INPUT DATA:
-- start --
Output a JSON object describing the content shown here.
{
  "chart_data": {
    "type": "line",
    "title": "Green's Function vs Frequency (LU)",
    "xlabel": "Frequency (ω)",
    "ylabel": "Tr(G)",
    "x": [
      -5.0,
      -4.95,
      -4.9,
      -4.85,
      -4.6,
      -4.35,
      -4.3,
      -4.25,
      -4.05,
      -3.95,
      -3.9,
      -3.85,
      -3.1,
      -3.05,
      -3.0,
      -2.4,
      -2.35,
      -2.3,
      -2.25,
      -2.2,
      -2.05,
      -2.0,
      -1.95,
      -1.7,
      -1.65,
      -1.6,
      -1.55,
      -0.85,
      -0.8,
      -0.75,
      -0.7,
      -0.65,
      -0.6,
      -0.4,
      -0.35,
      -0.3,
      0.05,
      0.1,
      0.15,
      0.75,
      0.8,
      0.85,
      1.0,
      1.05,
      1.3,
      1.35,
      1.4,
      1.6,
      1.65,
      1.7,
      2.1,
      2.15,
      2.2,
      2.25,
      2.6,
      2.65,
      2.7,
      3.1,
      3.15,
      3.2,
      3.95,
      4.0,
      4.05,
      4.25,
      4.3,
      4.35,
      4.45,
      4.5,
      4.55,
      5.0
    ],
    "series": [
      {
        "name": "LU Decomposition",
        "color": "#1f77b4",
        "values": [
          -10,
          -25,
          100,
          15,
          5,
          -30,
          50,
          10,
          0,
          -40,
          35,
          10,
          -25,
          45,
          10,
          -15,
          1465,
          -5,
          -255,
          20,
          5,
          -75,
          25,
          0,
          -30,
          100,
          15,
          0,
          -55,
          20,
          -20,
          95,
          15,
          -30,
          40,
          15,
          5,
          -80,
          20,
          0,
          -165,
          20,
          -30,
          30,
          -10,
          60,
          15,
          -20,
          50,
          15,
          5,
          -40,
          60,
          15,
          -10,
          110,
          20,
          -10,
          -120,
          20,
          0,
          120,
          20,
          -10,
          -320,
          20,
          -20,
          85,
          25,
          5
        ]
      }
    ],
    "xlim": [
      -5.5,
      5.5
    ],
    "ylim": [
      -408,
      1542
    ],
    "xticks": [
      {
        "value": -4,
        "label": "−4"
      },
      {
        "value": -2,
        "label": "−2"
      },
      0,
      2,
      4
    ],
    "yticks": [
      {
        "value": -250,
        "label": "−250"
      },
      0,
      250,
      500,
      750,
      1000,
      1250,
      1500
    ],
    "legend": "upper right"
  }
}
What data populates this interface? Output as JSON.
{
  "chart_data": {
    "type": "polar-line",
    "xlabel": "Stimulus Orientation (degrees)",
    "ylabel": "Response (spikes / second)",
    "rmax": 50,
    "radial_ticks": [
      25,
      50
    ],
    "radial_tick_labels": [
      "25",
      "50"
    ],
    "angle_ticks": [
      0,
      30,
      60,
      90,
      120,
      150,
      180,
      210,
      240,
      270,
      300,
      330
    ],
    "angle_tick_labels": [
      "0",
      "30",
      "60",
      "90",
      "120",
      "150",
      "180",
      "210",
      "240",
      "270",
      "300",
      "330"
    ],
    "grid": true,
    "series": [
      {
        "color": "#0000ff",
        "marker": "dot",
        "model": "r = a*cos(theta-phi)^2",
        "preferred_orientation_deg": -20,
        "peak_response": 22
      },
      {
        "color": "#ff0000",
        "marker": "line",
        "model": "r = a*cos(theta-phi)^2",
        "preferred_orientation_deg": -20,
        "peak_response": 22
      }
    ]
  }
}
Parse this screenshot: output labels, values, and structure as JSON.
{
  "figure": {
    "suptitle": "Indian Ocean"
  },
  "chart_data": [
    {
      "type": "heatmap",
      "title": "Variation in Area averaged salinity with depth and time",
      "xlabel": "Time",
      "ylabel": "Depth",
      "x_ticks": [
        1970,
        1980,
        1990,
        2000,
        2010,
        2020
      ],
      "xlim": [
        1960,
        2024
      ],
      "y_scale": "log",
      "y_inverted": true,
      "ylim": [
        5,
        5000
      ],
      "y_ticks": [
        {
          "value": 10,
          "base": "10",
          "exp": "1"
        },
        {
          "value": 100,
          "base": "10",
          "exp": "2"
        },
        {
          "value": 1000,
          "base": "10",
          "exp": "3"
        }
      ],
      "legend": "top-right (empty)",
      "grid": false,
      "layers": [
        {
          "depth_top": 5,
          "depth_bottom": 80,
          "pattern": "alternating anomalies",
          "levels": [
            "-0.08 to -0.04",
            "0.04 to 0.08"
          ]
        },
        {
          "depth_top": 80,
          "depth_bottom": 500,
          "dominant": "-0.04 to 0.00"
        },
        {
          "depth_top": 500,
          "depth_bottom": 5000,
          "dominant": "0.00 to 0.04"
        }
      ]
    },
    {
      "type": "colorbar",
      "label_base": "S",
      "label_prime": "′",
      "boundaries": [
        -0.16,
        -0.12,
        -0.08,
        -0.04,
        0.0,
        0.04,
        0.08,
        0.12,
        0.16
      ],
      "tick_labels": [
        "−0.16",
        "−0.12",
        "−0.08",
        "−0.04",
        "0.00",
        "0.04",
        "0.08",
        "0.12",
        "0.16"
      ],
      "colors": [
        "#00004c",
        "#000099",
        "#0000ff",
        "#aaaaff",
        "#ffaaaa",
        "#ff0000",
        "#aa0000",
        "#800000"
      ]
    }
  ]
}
-- end --
REQUEST:
Note every line above where the string "this" shows up, and copy those lines.

CORRECT ANSWER:
What data populates this interface? Output as JSON.
Parse this screenshot: output labels, values, and structure as JSON.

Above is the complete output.